Given task »
Every record here needs to be written out again exactly.

Data records »

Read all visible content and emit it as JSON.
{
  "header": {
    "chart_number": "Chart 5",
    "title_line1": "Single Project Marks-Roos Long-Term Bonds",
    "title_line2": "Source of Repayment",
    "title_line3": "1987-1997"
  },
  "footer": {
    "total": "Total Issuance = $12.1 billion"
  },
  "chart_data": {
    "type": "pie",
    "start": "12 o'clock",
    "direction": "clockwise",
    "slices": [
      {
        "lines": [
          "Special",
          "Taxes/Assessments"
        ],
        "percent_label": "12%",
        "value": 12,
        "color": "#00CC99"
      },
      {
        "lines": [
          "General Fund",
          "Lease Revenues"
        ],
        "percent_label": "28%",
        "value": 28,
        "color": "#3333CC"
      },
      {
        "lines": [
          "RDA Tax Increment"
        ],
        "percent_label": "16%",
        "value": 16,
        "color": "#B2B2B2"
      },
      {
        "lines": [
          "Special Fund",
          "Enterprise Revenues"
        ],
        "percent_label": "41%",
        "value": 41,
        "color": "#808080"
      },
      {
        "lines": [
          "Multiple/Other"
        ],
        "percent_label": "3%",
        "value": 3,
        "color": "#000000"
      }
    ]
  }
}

Full output »
Read all visible content and emit it as JSON.
{
  "header": {
    "chart_number": "Chart 5",
    "title_line1": "Single Project Marks-Roos Long-Term Bonds",
    "title_line2": "Source of Repayment",
    "title_line3": "1987-1997"
  },
  "footer": {
    "total": "Total Issuance = $12.1 billion"
  },
  "chart_data": {
    "type": "pie",
    "start": "12 o'clock",
    "direction": "clockwise",
    "slices": [
      {
        "lines": [
          "Special",
          "Taxes/Assessments"
        ],
        "percent_label": "12%",
        "value": 12,
        "color": "#00CC99"
      },
      {
        "lines": [
          "General Fund",
          "Lease Revenues"
        ],
        "percent_label": "28%",
        "value": 28,
        "color": "#3333CC"
      },
      {
        "lines": [
          "RDA Tax Increment"
        ],
        "percent_label": "16%",
        "value": 16,
        "color": "#B2B2B2"
      },
      {
        "lines": [
          "Special Fund",
          "Enterprise Revenues"
        ],
        "percent_label": "41%",
        "value": 41,
        "color": "#808080"
      },
      {
        "lines": [
          "Multiple/Other"
        ],
        "percent_label": "3%",
        "value": 3,
        "color": "#000000"
      }
    ]
  }
}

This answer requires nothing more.